TASK DIRECTIONS: Could you return each of the records below word for word, with nothing added or changed?

GIVEN ENTRIES:
□ □ □ □

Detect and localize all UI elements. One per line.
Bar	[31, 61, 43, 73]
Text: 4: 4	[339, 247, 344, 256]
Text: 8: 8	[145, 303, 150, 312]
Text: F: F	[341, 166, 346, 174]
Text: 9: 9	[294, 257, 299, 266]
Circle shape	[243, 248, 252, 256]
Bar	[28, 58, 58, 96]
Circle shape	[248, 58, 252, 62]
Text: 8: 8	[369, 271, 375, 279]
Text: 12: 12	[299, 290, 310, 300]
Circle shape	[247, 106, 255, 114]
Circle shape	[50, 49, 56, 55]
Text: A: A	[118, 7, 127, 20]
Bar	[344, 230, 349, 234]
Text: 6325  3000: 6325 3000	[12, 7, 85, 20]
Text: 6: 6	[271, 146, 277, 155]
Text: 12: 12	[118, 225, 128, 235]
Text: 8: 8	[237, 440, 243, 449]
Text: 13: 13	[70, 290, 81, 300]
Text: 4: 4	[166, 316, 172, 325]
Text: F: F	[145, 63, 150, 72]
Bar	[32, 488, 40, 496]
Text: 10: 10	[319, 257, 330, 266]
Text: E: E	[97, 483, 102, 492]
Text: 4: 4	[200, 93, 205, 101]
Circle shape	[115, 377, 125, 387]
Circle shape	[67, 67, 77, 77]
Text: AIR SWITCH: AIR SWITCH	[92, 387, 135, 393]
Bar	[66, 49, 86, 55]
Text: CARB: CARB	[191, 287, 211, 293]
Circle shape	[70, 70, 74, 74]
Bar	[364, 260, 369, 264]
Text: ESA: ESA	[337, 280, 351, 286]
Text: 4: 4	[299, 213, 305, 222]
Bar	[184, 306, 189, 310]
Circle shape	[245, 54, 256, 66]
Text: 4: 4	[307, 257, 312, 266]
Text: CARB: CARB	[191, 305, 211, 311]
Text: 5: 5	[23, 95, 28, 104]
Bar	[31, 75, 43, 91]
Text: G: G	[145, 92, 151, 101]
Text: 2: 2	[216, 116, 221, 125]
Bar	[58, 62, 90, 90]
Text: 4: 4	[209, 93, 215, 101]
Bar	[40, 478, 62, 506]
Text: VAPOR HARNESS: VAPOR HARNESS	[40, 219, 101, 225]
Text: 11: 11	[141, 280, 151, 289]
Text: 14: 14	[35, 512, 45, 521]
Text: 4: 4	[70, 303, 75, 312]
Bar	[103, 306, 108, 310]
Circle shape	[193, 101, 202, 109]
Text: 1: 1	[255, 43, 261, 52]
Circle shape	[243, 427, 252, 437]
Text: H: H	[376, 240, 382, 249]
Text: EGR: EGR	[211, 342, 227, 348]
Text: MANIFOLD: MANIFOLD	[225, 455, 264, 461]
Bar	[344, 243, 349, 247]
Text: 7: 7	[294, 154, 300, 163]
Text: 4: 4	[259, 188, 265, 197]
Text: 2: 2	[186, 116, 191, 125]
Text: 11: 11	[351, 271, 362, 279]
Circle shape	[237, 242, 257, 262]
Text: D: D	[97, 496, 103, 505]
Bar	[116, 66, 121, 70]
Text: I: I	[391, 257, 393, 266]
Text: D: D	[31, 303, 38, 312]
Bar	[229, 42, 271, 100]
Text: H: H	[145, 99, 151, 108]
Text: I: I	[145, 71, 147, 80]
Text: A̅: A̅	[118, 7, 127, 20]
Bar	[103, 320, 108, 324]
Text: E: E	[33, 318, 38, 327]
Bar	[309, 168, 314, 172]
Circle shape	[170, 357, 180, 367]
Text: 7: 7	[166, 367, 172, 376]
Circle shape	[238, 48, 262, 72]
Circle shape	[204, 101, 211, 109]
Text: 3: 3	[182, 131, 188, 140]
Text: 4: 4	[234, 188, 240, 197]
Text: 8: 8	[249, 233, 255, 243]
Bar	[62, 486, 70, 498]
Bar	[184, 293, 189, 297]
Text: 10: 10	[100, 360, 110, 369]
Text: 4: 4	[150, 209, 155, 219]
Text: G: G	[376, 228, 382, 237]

□ □ □ □

SOLVED PROBLEM:
Detect and localize all UI elements. One per line.
Bar	[31, 61, 43, 73]
Text: 4: 4	[339, 247, 344, 256]
Text: 8: 8	[145, 303, 150, 312]
Text: F: F	[341, 166, 346, 174]
Text: 9: 9	[294, 257, 299, 266]
Circle shape	[243, 248, 252, 256]
Bar	[28, 58, 58, 96]
Circle shape	[248, 58, 252, 62]
Text: 8: 8	[369, 271, 375, 279]
Text: 12: 12	[299, 290, 310, 300]
Circle shape	[247, 106, 255, 114]
Circle shape	[50, 49, 56, 55]
Text: A: A	[118, 7, 127, 20]
Bar	[344, 230, 349, 234]
Text: 6325  3000: 6325 3000	[12, 7, 85, 20]
Text: 6: 6	[271, 146, 277, 155]
Text: 12: 12	[118, 225, 128, 235]
Text: 8: 8	[237, 440, 243, 449]
Text: 13: 13	[70, 290, 81, 300]
Text: 4: 4	[166, 316, 172, 325]
Text: F: F	[145, 63, 150, 72]
Bar	[32, 488, 40, 496]
Text: 10: 10	[319, 257, 330, 266]
Text: E: E	[97, 483, 102, 492]
Text: 4: 4	[200, 93, 205, 101]
Circle shape	[115, 377, 125, 387]
Circle shape	[67, 67, 77, 77]
Text: AIR SWITCH: AIR SWITCH	[92, 387, 135, 393]
Bar	[66, 49, 86, 55]
Text: CARB: CARB	[191, 287, 211, 293]
Circle shape	[70, 70, 74, 74]
Bar	[364, 260, 369, 264]
Text: ESA: ESA	[337, 280, 351, 286]
Text: 4: 4	[299, 213, 305, 222]
Bar	[184, 306, 189, 310]
Circle shape	[245, 54, 256, 66]
Text: 4: 4	[307, 257, 312, 266]
Text: CARB: CARB	[191, 305, 211, 311]
Text: 5: 5	[23, 95, 28, 104]
Bar	[31, 75, 43, 91]
Text: G: G	[145, 92, 151, 101]
Text: 2: 2	[216, 116, 221, 125]
Bar	[58, 62, 90, 90]
Text: 4: 4	[209, 93, 215, 101]
Bar	[40, 478, 62, 506]
Text: VAPOR HARNESS: VAPOR HARNESS	[40, 219, 101, 225]
Text: 11: 11	[141, 280, 151, 289]
Text: 14: 14	[35, 512, 45, 521]
Text: 4: 4	[70, 303, 75, 312]
Bar	[103, 306, 108, 310]
Circle shape	[193, 101, 202, 109]
Text: 1: 1	[255, 43, 261, 52]
Circle shape	[243, 427, 252, 437]
Text: H: H	[376, 240, 382, 249]
Text: EGR: EGR	[211, 342, 227, 348]
Text: MANIFOLD: MANIFOLD	[225, 455, 264, 461]
Bar	[344, 243, 349, 247]
Text: 7: 7	[294, 154, 300, 163]
Text: 4: 4	[259, 188, 265, 197]
Text: 2: 2	[186, 116, 191, 125]
Text: 11: 11	[351, 271, 362, 279]
Circle shape	[237, 242, 257, 262]
Text: D: D	[97, 496, 103, 505]
Bar	[116, 66, 121, 70]
Text: I: I	[391, 257, 393, 266]
Text: D: D	[31, 303, 38, 312]
Bar	[229, 42, 271, 100]
Text: H: H	[145, 99, 151, 108]
Text: I: I	[145, 71, 147, 80]
Text: A̅: A̅	[118, 7, 127, 20]
Bar	[103, 320, 108, 324]
Text: E: E	[33, 318, 38, 327]
Bar	[309, 168, 314, 172]
Circle shape	[170, 357, 180, 367]
Text: 7: 7	[166, 367, 172, 376]
Circle shape	[238, 48, 262, 72]
Circle shape	[204, 101, 211, 109]
Text: 3: 3	[182, 131, 188, 140]
Text: 4: 4	[234, 188, 240, 197]
Text: 8: 8	[249, 233, 255, 243]
Bar	[62, 486, 70, 498]
Bar	[184, 293, 189, 297]
Text: 10: 10	[100, 360, 110, 369]
Text: 4: 4	[150, 209, 155, 219]
Text: G: G	[376, 228, 382, 237]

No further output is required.